[DOCUMENTO]
- - -
Zaquia Jorge abriu salas de espetáculos em Ipanema e Madureira, fez fama na companhia de Walter Pinto e morreu afogada no mar, aos 33 anos -  (crédito: Funarte/reprodução)

Zaquia Jorge abriu salas de espetáculos em Ipanema e Madureira, fez fama na companhia de Walter Pinto e morreu afogada no mar, aos 33 anos

crédito: Funarte/reprodução

Mulher à frente de seu tempo, a atriz e empresária fluminense Zaquia Jorge (1924-1957) tem sua história resgatada pelo jornalista Marcelo Moutinho no livro “Estrela de Madureira” (Editora Record). Ícone da cultura suburbana carioca, a vedete faria 100 anos em 2024.

 


O autor soube da existência de Zaquia por meio das canções “Estrela de Madureira” (Acyr Pimentel e Cardoso), grande sucesso na voz do cantor Roberto Ribeiro, e “Madureira chorou”, de 1958, samba dedicado à artista logo depois de sua morte, composto por Júlio Monteiro, marido dela, e Carvalhinho.

 

 


“Curiosamente, nenhuma das duas canções menciona o nome de Zaquia”, observa o biógrafo. Moutinho, que morava em Madureira, conta que sempre ouviu a Zona Norte carioca falar da artista “como uma espécie de mito”, que teve a coragem de abrir teatro numa região do Rio de Janeiro onde não havia esse tipo de equipamento. Ela morreu afogada, aos 33 anos, na Barra da Tijuca.

 

Dercy Gonçalves e Zaquia Jorge no filme "A baronesa transviada"

Dercy Gonçalves e Zaquia Jorge no filme "A baronesa transviada", lançado em 1957

Reprodução

 

A estrela esquecida

 

Não foi fácil a missão de resgatar Zaquia do esquecimento. “Não achei nada sobre ela”, lamenta o jornalista.
- - -
[DADOS BRUTOS]
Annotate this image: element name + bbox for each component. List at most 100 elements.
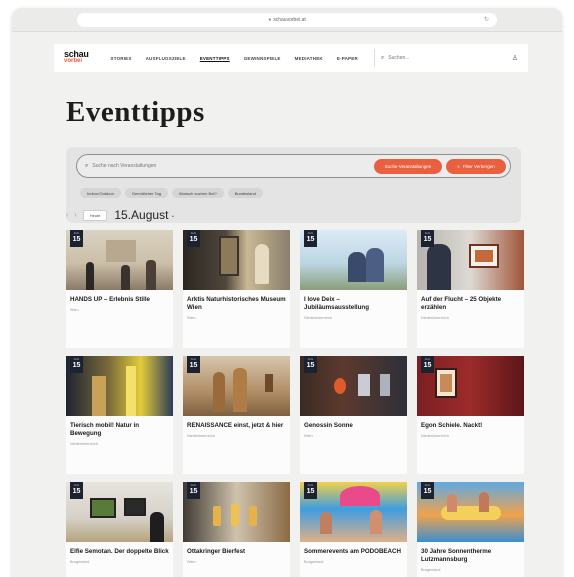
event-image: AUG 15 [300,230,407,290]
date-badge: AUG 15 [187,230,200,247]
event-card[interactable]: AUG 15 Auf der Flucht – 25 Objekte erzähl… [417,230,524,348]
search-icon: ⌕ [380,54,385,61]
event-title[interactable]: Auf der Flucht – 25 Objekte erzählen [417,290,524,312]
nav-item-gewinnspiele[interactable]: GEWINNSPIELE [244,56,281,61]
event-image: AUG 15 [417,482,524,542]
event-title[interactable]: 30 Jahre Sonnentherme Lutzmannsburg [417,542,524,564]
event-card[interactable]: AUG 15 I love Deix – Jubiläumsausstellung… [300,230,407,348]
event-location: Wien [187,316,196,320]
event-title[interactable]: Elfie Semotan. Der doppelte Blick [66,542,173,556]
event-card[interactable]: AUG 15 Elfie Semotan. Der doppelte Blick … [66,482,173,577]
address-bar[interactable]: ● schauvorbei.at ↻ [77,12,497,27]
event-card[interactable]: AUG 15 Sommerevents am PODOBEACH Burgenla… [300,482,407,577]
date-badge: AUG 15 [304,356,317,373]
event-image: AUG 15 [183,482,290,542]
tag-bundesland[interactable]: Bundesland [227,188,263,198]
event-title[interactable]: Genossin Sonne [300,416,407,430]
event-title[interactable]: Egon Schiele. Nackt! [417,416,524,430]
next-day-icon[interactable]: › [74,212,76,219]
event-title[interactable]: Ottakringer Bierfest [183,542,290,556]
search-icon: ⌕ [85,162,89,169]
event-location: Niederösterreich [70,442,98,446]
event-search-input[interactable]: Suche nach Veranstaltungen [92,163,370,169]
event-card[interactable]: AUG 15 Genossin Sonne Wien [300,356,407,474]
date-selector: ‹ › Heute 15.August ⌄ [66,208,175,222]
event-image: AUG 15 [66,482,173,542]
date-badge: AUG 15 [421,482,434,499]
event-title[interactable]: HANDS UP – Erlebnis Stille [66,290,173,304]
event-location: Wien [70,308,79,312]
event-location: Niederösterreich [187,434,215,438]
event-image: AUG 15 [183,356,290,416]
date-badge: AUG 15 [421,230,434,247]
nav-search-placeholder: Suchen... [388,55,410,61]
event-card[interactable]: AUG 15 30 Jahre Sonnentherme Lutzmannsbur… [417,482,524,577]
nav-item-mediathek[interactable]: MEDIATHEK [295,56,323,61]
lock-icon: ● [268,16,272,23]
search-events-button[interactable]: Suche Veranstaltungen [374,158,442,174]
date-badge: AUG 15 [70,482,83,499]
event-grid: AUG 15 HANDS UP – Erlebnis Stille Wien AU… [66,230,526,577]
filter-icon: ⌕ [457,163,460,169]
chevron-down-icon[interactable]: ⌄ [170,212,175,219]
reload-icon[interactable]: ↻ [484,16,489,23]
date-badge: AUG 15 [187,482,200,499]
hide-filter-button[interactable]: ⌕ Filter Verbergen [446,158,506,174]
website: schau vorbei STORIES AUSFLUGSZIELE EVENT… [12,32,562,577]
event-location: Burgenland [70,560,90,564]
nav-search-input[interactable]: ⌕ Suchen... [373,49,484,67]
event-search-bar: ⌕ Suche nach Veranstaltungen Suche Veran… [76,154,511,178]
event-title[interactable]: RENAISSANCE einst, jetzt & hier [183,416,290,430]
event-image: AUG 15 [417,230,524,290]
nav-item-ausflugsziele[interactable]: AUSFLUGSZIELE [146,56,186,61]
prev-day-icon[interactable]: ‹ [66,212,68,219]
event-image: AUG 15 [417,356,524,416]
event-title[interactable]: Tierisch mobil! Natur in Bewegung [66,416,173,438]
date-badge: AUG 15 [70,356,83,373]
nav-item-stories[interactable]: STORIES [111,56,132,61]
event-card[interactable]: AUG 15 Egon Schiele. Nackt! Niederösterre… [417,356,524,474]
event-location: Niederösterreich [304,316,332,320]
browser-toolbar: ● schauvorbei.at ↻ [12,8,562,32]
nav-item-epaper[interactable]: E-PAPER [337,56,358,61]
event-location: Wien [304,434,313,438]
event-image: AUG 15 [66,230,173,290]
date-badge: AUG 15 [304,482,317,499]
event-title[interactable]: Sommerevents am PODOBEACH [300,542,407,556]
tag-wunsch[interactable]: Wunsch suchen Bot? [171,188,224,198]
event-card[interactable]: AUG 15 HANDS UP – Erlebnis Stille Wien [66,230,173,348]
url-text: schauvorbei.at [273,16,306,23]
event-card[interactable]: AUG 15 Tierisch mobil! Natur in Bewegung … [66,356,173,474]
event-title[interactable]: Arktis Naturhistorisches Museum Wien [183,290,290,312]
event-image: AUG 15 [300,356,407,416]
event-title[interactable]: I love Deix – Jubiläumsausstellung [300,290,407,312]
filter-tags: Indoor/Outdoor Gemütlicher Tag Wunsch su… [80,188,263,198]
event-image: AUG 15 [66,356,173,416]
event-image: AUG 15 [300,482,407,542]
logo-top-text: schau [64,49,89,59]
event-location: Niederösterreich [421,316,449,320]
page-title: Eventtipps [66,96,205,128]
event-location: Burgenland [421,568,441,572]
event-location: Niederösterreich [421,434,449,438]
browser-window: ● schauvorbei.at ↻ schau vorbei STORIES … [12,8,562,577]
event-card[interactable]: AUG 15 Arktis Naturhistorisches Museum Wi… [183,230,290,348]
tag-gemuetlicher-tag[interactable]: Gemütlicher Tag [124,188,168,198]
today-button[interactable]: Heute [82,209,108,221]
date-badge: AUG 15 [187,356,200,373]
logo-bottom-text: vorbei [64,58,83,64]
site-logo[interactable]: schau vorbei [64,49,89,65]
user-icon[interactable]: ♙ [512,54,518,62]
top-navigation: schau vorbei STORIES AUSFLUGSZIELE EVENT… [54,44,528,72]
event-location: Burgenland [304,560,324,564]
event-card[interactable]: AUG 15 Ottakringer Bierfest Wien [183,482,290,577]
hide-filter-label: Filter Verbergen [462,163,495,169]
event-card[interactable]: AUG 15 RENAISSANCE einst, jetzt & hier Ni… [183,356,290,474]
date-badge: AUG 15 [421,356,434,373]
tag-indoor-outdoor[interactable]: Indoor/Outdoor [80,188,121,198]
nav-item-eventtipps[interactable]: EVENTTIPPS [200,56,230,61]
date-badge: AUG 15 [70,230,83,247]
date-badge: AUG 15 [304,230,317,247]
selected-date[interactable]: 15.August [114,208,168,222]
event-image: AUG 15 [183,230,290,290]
- - -
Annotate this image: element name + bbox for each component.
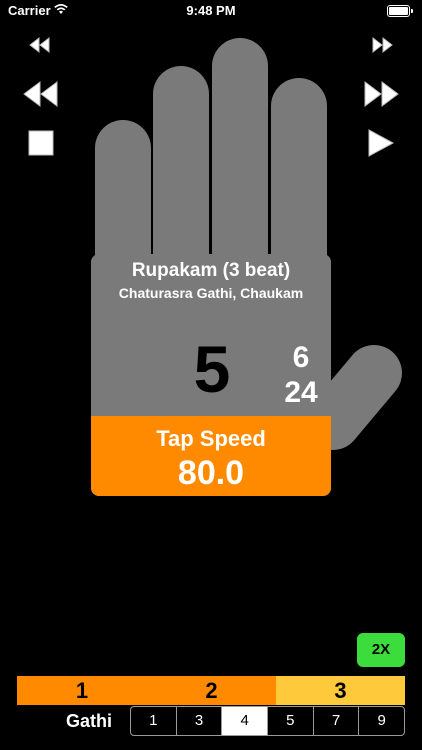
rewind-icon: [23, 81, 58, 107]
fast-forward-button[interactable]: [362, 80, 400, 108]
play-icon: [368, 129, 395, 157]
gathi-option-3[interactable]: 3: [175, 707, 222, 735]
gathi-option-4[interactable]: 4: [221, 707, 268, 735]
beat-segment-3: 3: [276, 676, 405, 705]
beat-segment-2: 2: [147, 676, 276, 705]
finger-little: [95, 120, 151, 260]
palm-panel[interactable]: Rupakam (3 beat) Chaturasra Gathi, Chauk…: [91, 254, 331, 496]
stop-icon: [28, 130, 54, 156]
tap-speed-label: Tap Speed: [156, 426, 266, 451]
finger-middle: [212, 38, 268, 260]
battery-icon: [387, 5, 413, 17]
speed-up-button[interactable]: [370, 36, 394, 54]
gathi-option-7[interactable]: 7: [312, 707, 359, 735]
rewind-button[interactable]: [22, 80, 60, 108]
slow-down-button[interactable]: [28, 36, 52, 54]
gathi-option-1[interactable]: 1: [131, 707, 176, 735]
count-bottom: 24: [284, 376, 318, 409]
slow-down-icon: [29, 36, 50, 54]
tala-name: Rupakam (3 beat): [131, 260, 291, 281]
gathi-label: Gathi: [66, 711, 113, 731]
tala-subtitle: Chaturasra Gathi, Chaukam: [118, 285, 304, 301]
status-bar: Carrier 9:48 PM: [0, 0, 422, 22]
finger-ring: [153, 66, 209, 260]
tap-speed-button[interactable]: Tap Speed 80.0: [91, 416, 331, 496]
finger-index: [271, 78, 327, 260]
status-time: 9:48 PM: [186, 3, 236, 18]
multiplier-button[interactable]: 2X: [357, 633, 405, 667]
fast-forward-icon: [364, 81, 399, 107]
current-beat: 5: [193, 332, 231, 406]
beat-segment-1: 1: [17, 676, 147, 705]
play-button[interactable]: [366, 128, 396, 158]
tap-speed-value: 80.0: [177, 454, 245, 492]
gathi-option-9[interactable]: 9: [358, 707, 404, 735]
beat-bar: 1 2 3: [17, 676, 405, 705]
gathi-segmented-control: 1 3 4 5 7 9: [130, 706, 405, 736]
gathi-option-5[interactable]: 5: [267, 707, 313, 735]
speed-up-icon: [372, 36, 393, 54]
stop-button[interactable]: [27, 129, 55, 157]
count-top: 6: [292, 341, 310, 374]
- - -
[ENUNCIADOS DAS TAREFAS]
(1) Reproduza o trecho da matéria sobre Zaquia Jorge que começa em "Mulher à frente" e termina em "dela, e Carvalhinho.".
(2) Resuma em duas frases a matéria sobre Zaquia Jorge.

[PROBLEMAS RESOLVIDOS]
(1)
Mulher à frente de seu tempo, a atriz e empresária fluminense Zaquia Jorge (1924-1957) tem sua história resgatada pelo jornalista Marcelo Moutinho no livro “Estrela de Madureira” (Editora Record). Ícone da cultura suburbana carioca, a vedete faria 100 anos em 2024.

 


O autor soube da existência de Zaquia por meio das canções “Estrela de Madureira” (Acyr Pimentel e Cardoso), grande sucesso na voz do cantor Roberto Ribeiro, e “Madureira chorou”, de 1958, samba dedicado à artista logo depois de sua morte, composto por Júlio Monteiro, marido dela, e Carvalhinho.

(2) A atriz e empresária fluminense Zaquia Jorge (1924-1957), ícone da cultura suburbana carioca, tem sua história resgatada pelo jornalista Marcelo Moutinho no livro “Estrela de Madureira”, da Editora Record. Ela abriu salas de espetáculos em Ipanema e Madureira, fez fama na companhia de Walter Pinto e morreu afogada na Barra da Tijuca, aos 33 anos.